§ Aim: Your task is to repeat all of the material exactly.

■ ■ ■

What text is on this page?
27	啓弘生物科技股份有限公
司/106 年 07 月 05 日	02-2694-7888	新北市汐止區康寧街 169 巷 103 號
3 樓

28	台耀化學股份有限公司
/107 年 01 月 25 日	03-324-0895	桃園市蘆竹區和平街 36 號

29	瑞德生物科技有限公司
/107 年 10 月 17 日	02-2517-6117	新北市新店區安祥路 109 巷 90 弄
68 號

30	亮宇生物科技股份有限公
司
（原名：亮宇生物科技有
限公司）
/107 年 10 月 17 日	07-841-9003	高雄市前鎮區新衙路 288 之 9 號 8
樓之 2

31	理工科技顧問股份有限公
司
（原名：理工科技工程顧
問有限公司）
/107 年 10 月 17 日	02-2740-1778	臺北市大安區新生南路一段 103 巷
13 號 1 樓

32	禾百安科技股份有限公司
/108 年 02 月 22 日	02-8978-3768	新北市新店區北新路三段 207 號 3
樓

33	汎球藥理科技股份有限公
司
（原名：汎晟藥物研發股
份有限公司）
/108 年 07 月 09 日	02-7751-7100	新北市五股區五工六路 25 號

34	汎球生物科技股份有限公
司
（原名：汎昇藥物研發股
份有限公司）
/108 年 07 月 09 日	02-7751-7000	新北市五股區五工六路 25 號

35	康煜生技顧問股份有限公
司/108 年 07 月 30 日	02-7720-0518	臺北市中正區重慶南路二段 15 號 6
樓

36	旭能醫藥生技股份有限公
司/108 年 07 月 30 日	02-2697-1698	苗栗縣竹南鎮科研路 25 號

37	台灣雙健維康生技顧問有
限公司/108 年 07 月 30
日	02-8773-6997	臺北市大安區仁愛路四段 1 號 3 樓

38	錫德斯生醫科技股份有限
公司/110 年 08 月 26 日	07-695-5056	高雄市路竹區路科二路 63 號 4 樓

■ ■ ■

§ Full response:
What text is on this page?
27	啓弘生物科技股份有限公
司/106 年 07 月 05 日	02-2694-7888	新北市汐止區康寧街 169 巷 103 號
3 樓

28	台耀化學股份有限公司
/107 年 01 月 25 日	03-324-0895	桃園市蘆竹區和平街 36 號

29	瑞德生物科技有限公司
/107 年 10 月 17 日	02-2517-6117	新北市新店區安祥路 109 巷 90 弄
68 號

30	亮宇生物科技股份有限公
司
（原名：亮宇生物科技有
限公司）
/107 年 10 月 17 日	07-841-9003	高雄市前鎮區新衙路 288 之 9 號 8
樓之 2

31	理工科技顧問股份有限公
司
（原名：理工科技工程顧
問有限公司）
/107 年 10 月 17 日	02-2740-1778	臺北市大安區新生南路一段 103 巷
13 號 1 樓

32	禾百安科技股份有限公司
/108 年 02 月 22 日	02-8978-3768	新北市新店區北新路三段 207 號 3
樓

33	汎球藥理科技股份有限公
司
（原名：汎晟藥物研發股
份有限公司）
/108 年 07 月 09 日	02-7751-7100	新北市五股區五工六路 25 號

34	汎球生物科技股份有限公
司
（原名：汎昇藥物研發股
份有限公司）
/108 年 07 月 09 日	02-7751-7000	新北市五股區五工六路 25 號

35	康煜生技顧問股份有限公
司/108 年 07 月 30 日	02-7720-0518	臺北市中正區重慶南路二段 15 號 6
樓

36	旭能醫藥生技股份有限公
司/108 年 07 月 30 日	02-2697-1698	苗栗縣竹南鎮科研路 25 號

37	台灣雙健維康生技顧問有
限公司/108 年 07 月 30
日	02-8773-6997	臺北市大安區仁愛路四段 1 號 3 樓

38	錫德斯生醫科技股份有限
公司/110 年 08 月 26 日	07-695-5056	高雄市路竹區路科二路 63 號 4 樓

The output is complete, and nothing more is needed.